* AIM A: In the passage on prediction markets, what happens to losing contracts once an event is resolved?
* AIM B: Pick up the passage on prediction markets after its last sentence and keep writing.

--- Start of PASSAGE PROVIDED ---

For readers who are newer to the field, I added a practical Q&A section at the end covering the questions I asked myself when I started this deep dive.
These prediction markets sound very similar to traditional betting, so what actually makes them different?
- First, prices instead of fixed odds. A market is created around a real world question, like an election result or something more silly such as “Will Elon Musk publish 456 tweets by the end of December” (one of the most popular markets on Polymarket). Each possible outcome is represented by a contract that pays out a fixed amount if it happens. People buy or sell these contracts based on their beliefs. If more people think an outcome is likely, demand increases and the price goes up. When the event is resolved, winning contracts pay out and losing ones become worthless.
- Second, there is no bookmaker setting the odds. In classic betting, odds are set and controlled by a bookmaker behind closed doors. On prediction markets, prices move continuously based on supply and demand, much like in financial markets. And this is a major difference because unlike traditional betting websites, prediction markets let you exit a position before the event is resolved. If you buy a contract at a given price and, weeks later, the market price rises, you can sell that contract early and lock in a profit without waiting for the final outcome.
- Third, closed versus open systems. Traditional betting platforms are relatively opaque when it comes to transactions and user activity (you can have access to some data, but it’s very limited and controlled). On blockchain based prediction markets like Polymarket, every trade, position, and wallet interaction is visible. This openness allows anyone to analyze activity, build tools, or automate strategies. Instead of betting against a house, participants are effectively trading against each other, and the price itself becomes a signal of collective belief.

--- End of PASSAGE PROVIDED ---
--- Start of DATA LINES ---

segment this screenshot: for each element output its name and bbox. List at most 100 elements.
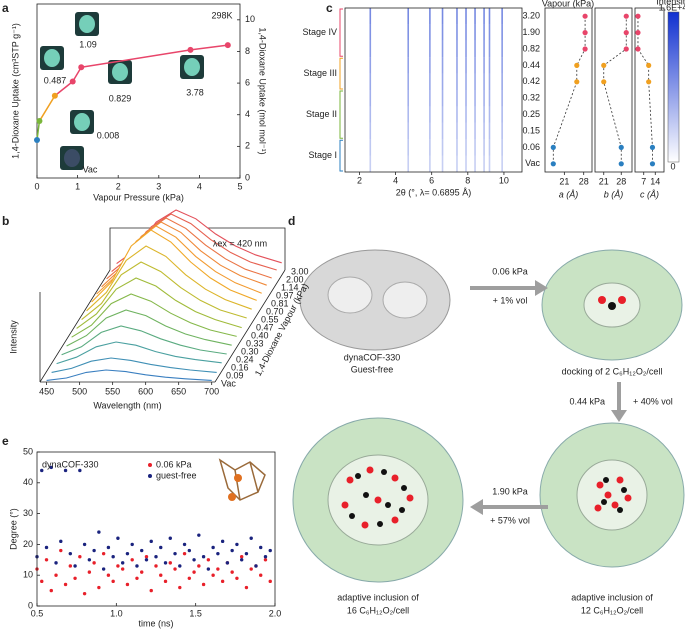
diffraction-stripe: [465, 24, 467, 41]
diffraction-stripe: [429, 90, 431, 107]
lattice-point: [618, 144, 624, 150]
x-tick-label: 5: [237, 181, 242, 191]
heatmap-frame: [344, 7, 523, 173]
diffraction-stripe: [465, 8, 467, 25]
scatter-point: [263, 558, 268, 562]
molecules: [349, 469, 627, 527]
scatter-point: [111, 555, 115, 559]
lattice-tick-label: 21: [559, 176, 569, 186]
y2-tick-label: 10: [245, 14, 255, 24]
legend-marker: [148, 463, 152, 467]
diffraction-stripe: [441, 106, 444, 123]
diffraction-stripe: [407, 57, 410, 74]
lattice-point: [623, 29, 629, 36]
x-tick-label: 650: [171, 386, 186, 396]
scatter-point: [40, 579, 44, 584]
photo-label: Vac: [83, 164, 98, 174]
colorbar-title: Intensity: [656, 0, 685, 6]
diffraction-stripe: [474, 106, 476, 123]
diffraction-stripe: [501, 106, 503, 123]
scatter-point: [82, 542, 87, 547]
data-point: [224, 42, 231, 49]
diffraction-stripe: [407, 8, 410, 25]
diffraction-stripe: [501, 122, 503, 140]
step-label: 0.06 kPa: [492, 266, 528, 276]
scatter-point: [144, 555, 149, 559]
lattice-point: [646, 79, 652, 85]
state-label: Guest-free: [351, 364, 394, 374]
diffraction-stripe: [429, 57, 431, 74]
diffraction-stripe: [369, 139, 372, 156]
category-label: 0.15: [522, 125, 540, 135]
lattice-frame: [544, 7, 593, 173]
diffraction-stripe: [488, 40, 491, 58]
diffraction-stripe: [456, 90, 458, 107]
scatter-point: [263, 555, 268, 559]
stage-label: Stage I: [308, 150, 337, 160]
diffraction-stripe: [456, 73, 458, 90]
lattice-point: [623, 13, 629, 19]
scatter-point: [159, 573, 163, 577]
scatter-point: [97, 530, 101, 534]
y2-tick-label: 8: [245, 46, 250, 56]
pore: [382, 281, 428, 319]
scatter-point: [216, 551, 220, 556]
vial-glow: [74, 113, 90, 131]
series-label: 2.00: [286, 274, 304, 284]
lattice-line: [552, 16, 586, 164]
lattice-point: [582, 46, 588, 52]
plot-frame: [36, 3, 241, 179]
diffraction-stripe: [483, 155, 485, 172]
spectrum: [81, 261, 247, 321]
y2-tick-label: 2: [245, 141, 250, 151]
diffraction-stripe: [407, 73, 410, 90]
series-label: 0.24: [236, 354, 254, 364]
lattice-point: [618, 161, 624, 167]
lattice-tick-label: 14: [650, 176, 660, 186]
diffraction-stripe: [369, 73, 372, 90]
molecules: [341, 466, 632, 529]
scatter-point: [178, 564, 182, 568]
scatter-point: [268, 579, 272, 584]
step-label: + 57% vol: [490, 515, 530, 525]
scatter-point: [135, 576, 139, 580]
stage-label: Stage IV: [302, 27, 337, 37]
scatter-point: [73, 576, 77, 580]
scatter-point: [125, 551, 130, 556]
y-tick-label: 20: [23, 539, 33, 549]
depth-axes: [39, 269, 286, 383]
scatter-point: [149, 588, 153, 593]
diffraction-stripe: [483, 73, 485, 90]
scatter-point: [259, 573, 263, 577]
legend-label: guest-free: [156, 470, 197, 480]
diffraction-stripe: [501, 57, 503, 74]
scatter-point: [106, 545, 111, 550]
diffraction-stripe: [441, 139, 444, 156]
spectrum: [46, 369, 212, 381]
diffraction-stripe: [369, 40, 372, 58]
scatter-point: [211, 573, 215, 577]
diffraction-stripe: [483, 90, 485, 107]
scatter-point: [249, 536, 253, 540]
diffraction-stripe: [429, 73, 431, 90]
inset-bg: [215, 452, 275, 514]
scatter-point: [40, 468, 44, 473]
scatter-point: [192, 570, 196, 574]
scatter-point: [249, 567, 253, 571]
scatter-point: [63, 582, 68, 587]
annotation: 298K: [211, 10, 232, 20]
y2-axis-label: 1,4-Dioxane Uptake (mol mol⁻¹): [258, 27, 268, 154]
scatter-point: [197, 564, 201, 568]
diffraction-stripe: [456, 155, 458, 172]
scatter-point: [254, 564, 258, 568]
lattice-point: [635, 29, 641, 36]
diffraction-stripe: [369, 24, 372, 41]
diffraction-stripe: [483, 24, 485, 41]
spectrum: [61, 325, 227, 356]
scatter-point: [92, 548, 96, 553]
lattice-frame: [594, 7, 633, 173]
diffraction-stripe: [465, 40, 467, 58]
x-axis-label: Vapour Pressure (kPa): [93, 192, 184, 202]
spectrum: [76, 277, 242, 329]
step-label: + 1% vol: [493, 295, 528, 305]
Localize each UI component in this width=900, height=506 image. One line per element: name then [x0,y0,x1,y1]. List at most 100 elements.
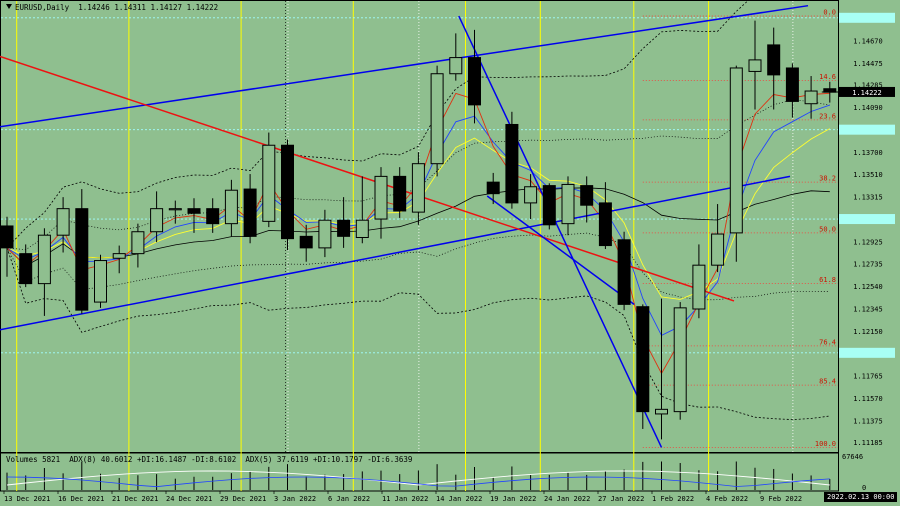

--- End of DATA LINES ---

* FINAL ANSWER A: They become worthless.

* FINAL ANSWER B:
It may sound like technical differences only, but it actually enables behaviors, trading strategies, and tools that are unique to prediction markets and impossible on traditional betting platforms. These “emergent behaviors” are giving birth to a whole ecosystem of tools, software and protocols that is getting built around the exchanges themselves.
This is what I’m exploring in the rest of this article.
The Four Layer Stack of Prediction Markets
Before diving into the prediction markets ecosystem and its analysis, I want to introduce the framework I use to break it down into a four layer stack.

Layer 0: Exchange Infrastructure
The infrastructure on which prediction exchanges are built.
- Transaction and smart contracts: Infrastructure that enables exchanges like Polymarket and Kalshi to execute transactions. Examples include Solana and Polygon.
- Verification layer: Tools that verify off chain data and resolve disputes. Example: UMA.
Layer 1: Exchanges
The exchanges themselves, where markets are created and where people place their bets. Examples include Polymarket and Kalshi.
Layer 2: Middleware and APIs
The middleware and APIs built on top of the exchanges that allow third party developers and businesses to interact with prediction markets or build applications on top of them.
- Data providers: API providers that help developers integrate prediction market data more easily into their products. Example: Dome.
- Execution & Integration Infrastructure: APIs and middleware that abstract the complexity of prediction markets by handling connectivity, smart contracts, and core interactions, allowing developers to build products without dealing directly with on chain mechanics. Example: Azuro.
Layer 3: Applications
Third party applications built on top of prediction exchanges and directly facing end users or businesses.
- Analytics tools: Software that helps visualize live and historical data to support betting decisions. Example: Polywhaler.
- Trading terminals and bots: Tools designed to make trading easier, including multi exchange trading and portfolio management. Example: Polymtrade.
- Finance: Products that help users manage the capital they have placed on these exchanges, whether to create funds or for asset management, allocation, or lending. Example: Gondor.
Now that we have this four layer framework in mind, let’s explore the protocols, startups, and indie hacker projects that are making it.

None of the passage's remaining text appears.